Reproduce this listing in full.

(Source records)
----------
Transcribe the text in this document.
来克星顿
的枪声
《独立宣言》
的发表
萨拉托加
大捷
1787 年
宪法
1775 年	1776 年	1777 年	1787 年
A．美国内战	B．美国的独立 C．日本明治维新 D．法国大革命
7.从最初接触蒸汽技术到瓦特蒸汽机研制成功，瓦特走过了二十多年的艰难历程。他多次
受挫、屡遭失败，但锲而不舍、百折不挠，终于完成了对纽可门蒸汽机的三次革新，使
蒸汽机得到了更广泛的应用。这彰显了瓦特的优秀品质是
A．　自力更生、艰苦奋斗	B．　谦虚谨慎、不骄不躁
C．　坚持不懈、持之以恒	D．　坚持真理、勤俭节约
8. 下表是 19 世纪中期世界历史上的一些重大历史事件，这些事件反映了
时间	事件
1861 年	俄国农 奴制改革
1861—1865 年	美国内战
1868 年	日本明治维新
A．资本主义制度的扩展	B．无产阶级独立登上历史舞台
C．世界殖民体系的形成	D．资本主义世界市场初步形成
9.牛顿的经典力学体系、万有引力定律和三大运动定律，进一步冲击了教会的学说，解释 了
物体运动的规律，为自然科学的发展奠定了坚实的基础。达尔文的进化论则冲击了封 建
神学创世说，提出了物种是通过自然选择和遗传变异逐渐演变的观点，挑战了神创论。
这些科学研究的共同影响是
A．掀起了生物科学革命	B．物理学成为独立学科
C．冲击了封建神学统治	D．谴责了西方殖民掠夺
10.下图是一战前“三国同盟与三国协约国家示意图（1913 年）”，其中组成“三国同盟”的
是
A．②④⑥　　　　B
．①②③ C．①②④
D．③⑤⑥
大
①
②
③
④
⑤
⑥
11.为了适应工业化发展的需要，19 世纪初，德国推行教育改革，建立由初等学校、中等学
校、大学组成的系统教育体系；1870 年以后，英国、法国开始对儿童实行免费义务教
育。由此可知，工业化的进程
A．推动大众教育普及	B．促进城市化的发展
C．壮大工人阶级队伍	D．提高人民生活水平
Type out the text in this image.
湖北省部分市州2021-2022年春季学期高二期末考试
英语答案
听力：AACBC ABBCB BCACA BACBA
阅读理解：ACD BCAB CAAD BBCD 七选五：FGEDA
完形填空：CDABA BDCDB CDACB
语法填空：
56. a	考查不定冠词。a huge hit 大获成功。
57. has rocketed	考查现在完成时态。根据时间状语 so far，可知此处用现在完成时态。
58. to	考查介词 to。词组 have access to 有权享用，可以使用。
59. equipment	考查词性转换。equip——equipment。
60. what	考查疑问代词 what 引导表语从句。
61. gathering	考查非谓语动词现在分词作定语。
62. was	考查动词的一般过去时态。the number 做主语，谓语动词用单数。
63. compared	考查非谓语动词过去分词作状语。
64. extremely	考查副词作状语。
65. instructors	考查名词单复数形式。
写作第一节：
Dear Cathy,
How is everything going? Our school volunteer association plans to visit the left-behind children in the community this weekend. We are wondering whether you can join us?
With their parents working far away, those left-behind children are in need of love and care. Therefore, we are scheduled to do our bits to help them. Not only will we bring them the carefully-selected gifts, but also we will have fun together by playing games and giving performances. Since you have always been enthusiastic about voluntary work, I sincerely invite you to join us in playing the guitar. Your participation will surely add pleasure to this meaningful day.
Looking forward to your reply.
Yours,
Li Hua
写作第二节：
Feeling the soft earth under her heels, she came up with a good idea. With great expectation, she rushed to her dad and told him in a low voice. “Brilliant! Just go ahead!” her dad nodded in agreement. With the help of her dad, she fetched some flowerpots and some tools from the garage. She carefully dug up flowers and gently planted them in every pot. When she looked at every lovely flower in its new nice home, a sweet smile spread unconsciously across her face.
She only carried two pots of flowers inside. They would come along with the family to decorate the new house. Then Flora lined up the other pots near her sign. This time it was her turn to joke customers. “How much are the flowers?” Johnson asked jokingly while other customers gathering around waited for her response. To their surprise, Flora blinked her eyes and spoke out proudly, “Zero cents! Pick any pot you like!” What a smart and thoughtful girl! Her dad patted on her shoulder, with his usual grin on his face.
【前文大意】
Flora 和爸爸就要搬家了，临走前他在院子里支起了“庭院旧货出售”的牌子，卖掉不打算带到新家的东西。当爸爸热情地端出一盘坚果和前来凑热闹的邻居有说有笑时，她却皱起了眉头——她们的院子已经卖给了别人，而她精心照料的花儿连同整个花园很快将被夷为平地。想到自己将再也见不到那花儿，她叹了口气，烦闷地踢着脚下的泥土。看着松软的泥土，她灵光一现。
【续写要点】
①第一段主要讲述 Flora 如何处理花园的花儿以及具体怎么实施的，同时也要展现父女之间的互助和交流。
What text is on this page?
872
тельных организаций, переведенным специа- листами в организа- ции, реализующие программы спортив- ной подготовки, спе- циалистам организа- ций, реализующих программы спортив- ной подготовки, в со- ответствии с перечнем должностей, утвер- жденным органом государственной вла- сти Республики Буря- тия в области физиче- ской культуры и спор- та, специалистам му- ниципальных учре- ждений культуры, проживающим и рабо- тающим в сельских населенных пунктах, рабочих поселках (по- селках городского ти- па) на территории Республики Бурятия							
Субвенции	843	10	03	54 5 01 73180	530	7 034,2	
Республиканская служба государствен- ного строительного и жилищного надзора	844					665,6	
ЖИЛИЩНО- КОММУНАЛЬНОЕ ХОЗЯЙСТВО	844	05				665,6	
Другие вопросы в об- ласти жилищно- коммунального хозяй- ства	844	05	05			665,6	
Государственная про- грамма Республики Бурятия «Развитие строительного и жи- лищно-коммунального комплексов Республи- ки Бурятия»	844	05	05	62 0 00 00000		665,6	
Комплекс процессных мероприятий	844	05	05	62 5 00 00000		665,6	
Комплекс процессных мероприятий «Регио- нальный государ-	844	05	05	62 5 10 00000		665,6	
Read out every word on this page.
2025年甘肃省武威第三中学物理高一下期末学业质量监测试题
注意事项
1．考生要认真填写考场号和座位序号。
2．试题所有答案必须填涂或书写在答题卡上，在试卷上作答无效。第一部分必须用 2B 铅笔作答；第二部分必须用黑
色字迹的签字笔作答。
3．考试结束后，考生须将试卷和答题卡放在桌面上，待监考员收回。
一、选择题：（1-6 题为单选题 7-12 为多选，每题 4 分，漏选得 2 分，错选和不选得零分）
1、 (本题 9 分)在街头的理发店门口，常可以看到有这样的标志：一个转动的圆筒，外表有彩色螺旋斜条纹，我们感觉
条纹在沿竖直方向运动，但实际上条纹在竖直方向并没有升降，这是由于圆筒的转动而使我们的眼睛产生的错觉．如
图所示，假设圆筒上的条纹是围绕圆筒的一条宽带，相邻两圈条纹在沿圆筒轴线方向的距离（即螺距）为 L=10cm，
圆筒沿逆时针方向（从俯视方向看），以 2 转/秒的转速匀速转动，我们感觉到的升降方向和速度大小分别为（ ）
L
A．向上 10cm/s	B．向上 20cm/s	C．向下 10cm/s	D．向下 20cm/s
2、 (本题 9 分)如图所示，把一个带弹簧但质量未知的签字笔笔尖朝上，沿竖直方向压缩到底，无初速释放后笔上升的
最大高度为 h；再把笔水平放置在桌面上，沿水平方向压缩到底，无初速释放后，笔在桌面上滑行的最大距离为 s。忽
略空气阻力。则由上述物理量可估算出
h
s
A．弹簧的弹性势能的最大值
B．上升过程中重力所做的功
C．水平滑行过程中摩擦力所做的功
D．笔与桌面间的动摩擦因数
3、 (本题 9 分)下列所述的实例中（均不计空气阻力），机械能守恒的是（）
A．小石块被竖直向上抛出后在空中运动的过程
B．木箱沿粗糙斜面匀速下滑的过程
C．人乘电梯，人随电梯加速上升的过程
----------
→ **EXPECTED OUTPUT**:
Transcribe the text in this document.
来克星顿
的枪声
《独立宣言》
的发表
萨拉托加
大捷
1787 年
宪法
1775 年	1776 年	1777 年	1787 年
A．美国内战	B．美国的独立 C．日本明治维新 D．法国大革命
7.从最初接触蒸汽技术到瓦特蒸汽机研制成功，瓦特走过了二十多年的艰难历程。他多次
受挫、屡遭失败，但锲而不舍、百折不挠，终于完成了对纽可门蒸汽机的三次革新，使
蒸汽机得到了更广泛的应用。这彰显了瓦特的优秀品质是
A．　自力更生、艰苦奋斗	B．　谦虚谨慎、不骄不躁
C．　坚持不懈、持之以恒	D．　坚持真理、勤俭节约
8. 下表是 19 世纪中期世界历史上的一些重大历史事件，这些事件反映了
时间	事件
1861 年	俄国农 奴制改革
1861—1865 年	美国内战
1868 年	日本明治维新
A．资本主义制度的扩展	B．无产阶级独立登上历史舞台
C．世界殖民体系的形成	D．资本主义世界市场初步形成
9.牛顿的经典力学体系、万有引力定律和三大运动定律，进一步冲击了教会的学说，解释 了
物体运动的规律，为自然科学的发展奠定了坚实的基础。达尔文的进化论则冲击了封 建
神学创世说，提出了物种是通过自然选择和遗传变异逐渐演变的观点，挑战了神创论。
这些科学研究的共同影响是
A．掀起了生物科学革命	B．物理学成为独立学科
C．冲击了封建神学统治	D．谴责了西方殖民掠夺
10.下图是一战前“三国同盟与三国协约国家示意图（1913 年）”，其中组成“三国同盟”的
是
A．②④⑥　　　　B
．①②③ C．①②④
D．③⑤⑥
大
①
②
③
④
⑤
⑥
11.为了适应工业化发展的需要，19 世纪初，德国推行教育改革，建立由初等学校、中等学
校、大学组成的系统教育体系；1870 年以后，英国、法国开始对儿童实行免费义务教
育。由此可知，工业化的进程
A．推动大众教育普及	B．促进城市化的发展
C．壮大工人阶级队伍	D．提高人民生活水平
Type out the text in this image.
湖北省部分市州2021-2022年春季学期高二期末考试
英语答案
听力：AACBC ABBCB BCACA BACBA
阅读理解：ACD BCAB CAAD BBCD 七选五：FGEDA
完形填空：CDABA BDCDB CDACB
语法填空：
56. a	考查不定冠词。a huge hit 大获成功。
57. has rocketed	考查现在完成时态。根据时间状语 so far，可知此处用现在完成时态。
58. to	考查介词 to。词组 have access to 有权享用，可以使用。
59. equipment	考查词性转换。equip——equipment。
60. what	考查疑问代词 what 引导表语从句。
61. gathering	考查非谓语动词现在分词作定语。
62. was	考查动词的一般过去时态。the number 做主语，谓语动词用单数。
63. compared	考查非谓语动词过去分词作状语。
64. extremely	考查副词作状语。
65. instructors	考查名词单复数形式。
写作第一节：
Dear Cathy,
How is everything going? Our school volunteer association plans to visit the left-behind children in the community this weekend. We are wondering whether you can join us?
With their parents working far away, those left-behind children are in need of love and care. Therefore, we are scheduled to do our bits to help them. Not only will we bring them the carefully-selected gifts, but also we will have fun together by playing games and giving performances. Since you have always been enthusiastic about voluntary work, I sincerely invite you to join us in playing the guitar. Your participation will surely add pleasure to this meaningful day.
Looking forward to your reply.
Yours,
Li Hua
写作第二节：
Feeling the soft earth under her heels, she came up with a good idea. With great expectation, she rushed to her dad and told him in a low voice. “Brilliant! Just go ahead!” her dad nodded in agreement. With the help of her dad, she fetched some flowerpots and some tools from the garage. She carefully dug up flowers and gently planted them in every pot. When she looked at every lovely flower in its new nice home, a sweet smile spread unconsciously across her face.
She only carried two pots of flowers inside. They would come along with the family to decorate the new house. Then Flora lined up the other pots near her sign. This time it was her turn to joke customers. “How much are the flowers?” Johnson asked jokingly while other customers gathering around waited for her response. To their surprise, Flora blinked her eyes and spoke out proudly, “Zero cents! Pick any pot you like!” What a smart and thoughtful girl! Her dad patted on her shoulder, with his usual grin on his face.
【前文大意】
Flora 和爸爸就要搬家了，临走前他在院子里支起了“庭院旧货出售”的牌子，卖掉不打算带到新家的东西。当爸爸热情地端出一盘坚果和前来凑热闹的邻居有说有笑时，她却皱起了眉头——她们的院子已经卖给了别人，而她精心照料的花儿连同整个花园很快将被夷为平地。想到自己将再也见不到那花儿，她叹了口气，烦闷地踢着脚下的泥土。看着松软的泥土，她灵光一现。
【续写要点】
①第一段主要讲述 Flora 如何处理花园的花儿以及具体怎么实施的，同时也要展现父女之间的互助和交流。
What text is on this page?
872
тельных организаций, переведенным специа- листами в организа- ции, реализующие программы спортив- ной подготовки, спе- циалистам организа- ций, реализующих программы спортив- ной подготовки, в со- ответствии с перечнем должностей, утвер- жденным органом государственной вла- сти Республики Буря- тия в области физиче- ской культуры и спор- та, специалистам му- ниципальных учре- ждений культуры, проживающим и рабо- тающим в сельских населенных пунктах, рабочих поселках (по- селках городского ти- па) на территории Республики Бурятия							
Субвенции	843	10	03	54 5 01 73180	530	7 034,2	
Республиканская служба государствен- ного строительного и жилищного надзора	844					665,6	
ЖИЛИЩНО- КОММУНАЛЬНОЕ ХОЗЯЙСТВО	844	05				665,6	
Другие вопросы в об- ласти жилищно- коммунального хозяй- ства	844	05	05			665,6	
Государственная про- грамма Республики Бурятия «Развитие строительного и жи- лищно-коммунального комплексов Республи- ки Бурятия»	844	05	05	62 0 00 00000		665,6	
Комплекс процессных мероприятий	844	05	05	62 5 00 00000		665,6	
Комплекс процессных мероприятий «Регио- нальный государ-	844	05	05	62 5 10 00000		665,6	
Read out every word on this page.
2025年甘肃省武威第三中学物理高一下期末学业质量监测试题
注意事项
1．考生要认真填写考场号和座位序号。
2．试题所有答案必须填涂或书写在答题卡上，在试卷上作答无效。第一部分必须用 2B 铅笔作答；第二部分必须用黑
色字迹的签字笔作答。
3．考试结束后，考生须将试卷和答题卡放在桌面上，待监考员收回。
一、选择题：（1-6 题为单选题 7-12 为多选，每题 4 分，漏选得 2 分，错选和不选得零分）
1、 (本题 9 分)在街头的理发店门口，常可以看到有这样的标志：一个转动的圆筒，外表有彩色螺旋斜条纹，我们感觉
条纹在沿竖直方向运动，但实际上条纹在竖直方向并没有升降，这是由于圆筒的转动而使我们的眼睛产生的错觉．如
图所示，假设圆筒上的条纹是围绕圆筒的一条宽带，相邻两圈条纹在沿圆筒轴线方向的距离（即螺距）为 L=10cm，
圆筒沿逆时针方向（从俯视方向看），以 2 转/秒的转速匀速转动，我们感觉到的升降方向和速度大小分别为（ ）
L
A．向上 10cm/s	B．向上 20cm/s	C．向下 10cm/s	D．向下 20cm/s
2、 (本题 9 分)如图所示，把一个带弹簧但质量未知的签字笔笔尖朝上，沿竖直方向压缩到底，无初速释放后笔上升的
最大高度为 h；再把笔水平放置在桌面上，沿水平方向压缩到底，无初速释放后，笔在桌面上滑行的最大距离为 s。忽
略空气阻力。则由上述物理量可估算出
h
s
A．弹簧的弹性势能的最大值
B．上升过程中重力所做的功
C．水平滑行过程中摩擦力所做的功
D．笔与桌面间的动摩擦因数
3、 (本题 9 分)下列所述的实例中（均不计空气阻力），机械能守恒的是（）
A．小石块被竖直向上抛出后在空中运动的过程
B．木箱沿粗糙斜面匀速下滑的过程
C．人乘电梯，人随电梯加速上升的过程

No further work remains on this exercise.